Task objective -
Copy the data exactly as it appears, and do not include any pictures.

[Dataset entries start]

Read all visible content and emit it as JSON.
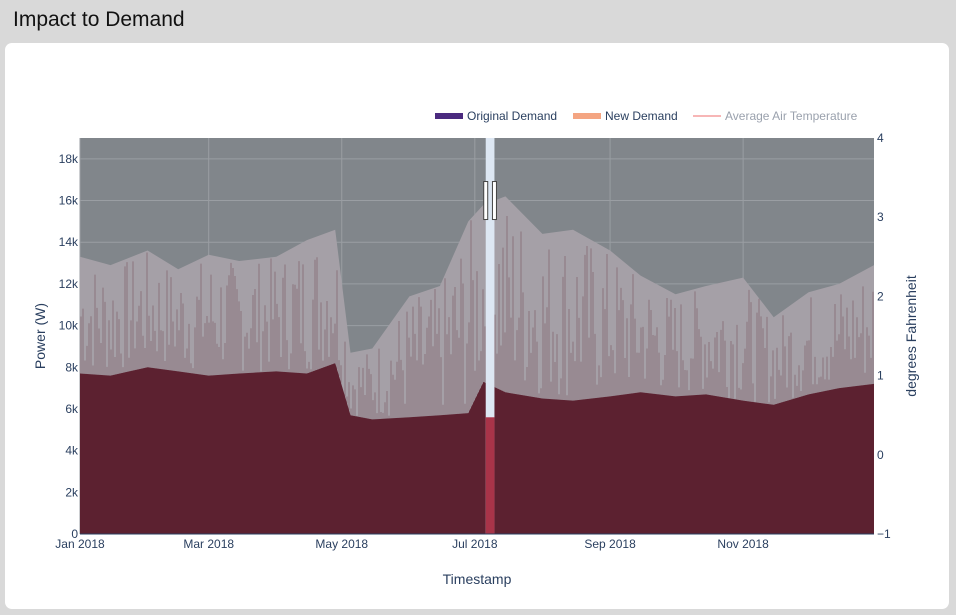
{
  "page": {
    "title": "Impact to Demand"
  },
  "chart_data": {
    "type": "area",
    "xlabel": "Timestamp",
    "ylabel": "Power (W)",
    "y2label": "degrees Fahrenheit",
    "ylim": [
      0,
      19000
    ],
    "y2lim": [
      -1,
      4
    ],
    "yticks": [
      0,
      2000,
      4000,
      6000,
      8000,
      10000,
      12000,
      14000,
      16000,
      18000
    ],
    "ytick_labels": [
      "0",
      "2k",
      "4k",
      "6k",
      "8k",
      "10k",
      "12k",
      "14k",
      "16k",
      "18k"
    ],
    "y2ticks": [
      -1,
      0,
      1,
      2,
      3,
      4
    ],
    "y2tick_labels": [
      "−1",
      "0",
      "1",
      "2",
      "3",
      "4"
    ],
    "xlim": [
      "2018-01-01",
      "2018-12-31"
    ],
    "xticks": [
      "2018-01-01",
      "2018-03-01",
      "2018-05-01",
      "2018-07-01",
      "2018-09-01",
      "2018-11-01"
    ],
    "xtick_labels": [
      "Jan 2018",
      "Mar 2018",
      "May 2018",
      "Jul 2018",
      "Sep 2018",
      "Nov 2018"
    ],
    "legend_position": "top-right",
    "grid": true,
    "legend": [
      {
        "name": "Original Demand",
        "color": "#4b2a7f"
      },
      {
        "name": "New Demand",
        "color": "#f4a582"
      },
      {
        "name": "Average Air Temperature",
        "color": "#f7b6b6"
      }
    ],
    "highlight_range": [
      "2018-07-06",
      "2018-07-10"
    ],
    "colors": {
      "plot_bg": "#81868b",
      "base_fill": "#5c2130",
      "peak_fill": "#a5a0a7",
      "highlight_band": "#dde7f3",
      "highlight_fill": "#a83449"
    },
    "series": [
      {
        "name": "Original Demand",
        "x": [
          "2018-01-01",
          "2018-01-15",
          "2018-02-01",
          "2018-02-15",
          "2018-03-01",
          "2018-03-15",
          "2018-04-01",
          "2018-04-15",
          "2018-04-28",
          "2018-05-05",
          "2018-05-15",
          "2018-06-01",
          "2018-06-15",
          "2018-06-28",
          "2018-07-05",
          "2018-07-15",
          "2018-08-01",
          "2018-08-15",
          "2018-09-01",
          "2018-09-15",
          "2018-10-01",
          "2018-10-15",
          "2018-11-01",
          "2018-11-15",
          "2018-12-01",
          "2018-12-15",
          "2018-12-31"
        ],
        "low": [
          7700,
          7600,
          8000,
          7800,
          7600,
          7700,
          7800,
          7700,
          8200,
          5700,
          5500,
          5600,
          5700,
          5800,
          7300,
          6800,
          6500,
          6400,
          6600,
          6800,
          6600,
          6700,
          6400,
          6200,
          6700,
          7000,
          7200
        ],
        "high": [
          13300,
          12900,
          13600,
          12700,
          13400,
          13100,
          13300,
          14100,
          14600,
          8700,
          8900,
          11400,
          11900,
          15000,
          15800,
          16200,
          14400,
          14600,
          13600,
          12400,
          11500,
          11900,
          12300,
          10400,
          11600,
          12000,
          12900
        ]
      },
      {
        "name": "New Demand",
        "x": [
          "2018-07-06",
          "2018-07-10"
        ],
        "low": [
          0,
          0
        ],
        "high": [
          5600,
          5600
        ]
      }
    ]
  }
}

[Dataset entries end]

Answer to this exercise -
Read all visible content and emit it as JSON.
{
  "page": {
    "title": "Impact to Demand"
  },
  "chart_data": {
    "type": "area",
    "xlabel": "Timestamp",
    "ylabel": "Power (W)",
    "y2label": "degrees Fahrenheit",
    "ylim": [
      0,
      19000
    ],
    "y2lim": [
      -1,
      4
    ],
    "yticks": [
      0,
      2000,
      4000,
      6000,
      8000,
      10000,
      12000,
      14000,
      16000,
      18000
    ],
    "ytick_labels": [
      "0",
      "2k",
      "4k",
      "6k",
      "8k",
      "10k",
      "12k",
      "14k",
      "16k",
      "18k"
    ],
    "y2ticks": [
      -1,
      0,
      1,
      2,
      3,
      4
    ],
    "y2tick_labels": [
      "−1",
      "0",
      "1",
      "2",
      "3",
      "4"
    ],
    "xlim": [
      "2018-01-01",
      "2018-12-31"
    ],
    "xticks": [
      "2018-01-01",
      "2018-03-01",
      "2018-05-01",
      "2018-07-01",
      "2018-09-01",
      "2018-11-01"
    ],
    "xtick_labels": [
      "Jan 2018",
      "Mar 2018",
      "May 2018",
      "Jul 2018",
      "Sep 2018",
      "Nov 2018"
    ],
    "legend_position": "top-right",
    "grid": true,
    "legend": [
      {
        "name": "Original Demand",
        "color": "#4b2a7f"
      },
      {
        "name": "New Demand",
        "color": "#f4a582"
      },
      {
        "name": "Average Air Temperature",
        "color": "#f7b6b6"
      }
    ],
    "highlight_range": [
      "2018-07-06",
      "2018-07-10"
    ],
    "colors": {
      "plot_bg": "#81868b",
      "base_fill": "#5c2130",
      "peak_fill": "#a5a0a7",
      "highlight_band": "#dde7f3",
      "highlight_fill": "#a83449"
    },
    "series": [
      {
        "name": "Original Demand",
        "x": [
          "2018-01-01",
          "2018-01-15",
          "2018-02-01",
          "2018-02-15",
          "2018-03-01",
          "2018-03-15",
          "2018-04-01",
          "2018-04-15",
          "2018-04-28",
          "2018-05-05",
          "2018-05-15",
          "2018-06-01",
          "2018-06-15",
          "2018-06-28",
          "2018-07-05",
          "2018-07-15",
          "2018-08-01",
          "2018-08-15",
          "2018-09-01",
          "2018-09-15",
          "2018-10-01",
          "2018-10-15",
          "2018-11-01",
          "2018-11-15",
          "2018-12-01",
          "2018-12-15",
          "2018-12-31"
        ],
        "low": [
          7700,
          7600,
          8000,
          7800,
          7600,
          7700,
          7800,
          7700,
          8200,
          5700,
          5500,
          5600,
          5700,
          5800,
          7300,
          6800,
          6500,
          6400,
          6600,
          6800,
          6600,
          6700,
          6400,
          6200,
          6700,
          7000,
          7200
        ],
        "high": [
          13300,
          12900,
          13600,
          12700,
          13400,
          13100,
          13300,
          14100,
          14600,
          8700,
          8900,
          11400,
          11900,
          15000,
          15800,
          16200,
          14400,
          14600,
          13600,
          12400,
          11500,
          11900,
          12300,
          10400,
          11600,
          12000,
          12900
        ]
      },
      {
        "name": "New Demand",
        "x": [
          "2018-07-06",
          "2018-07-10"
        ],
        "low": [
          0,
          0
        ],
        "high": [
          5600,
          5600
        ]
      }
    ]
  }
}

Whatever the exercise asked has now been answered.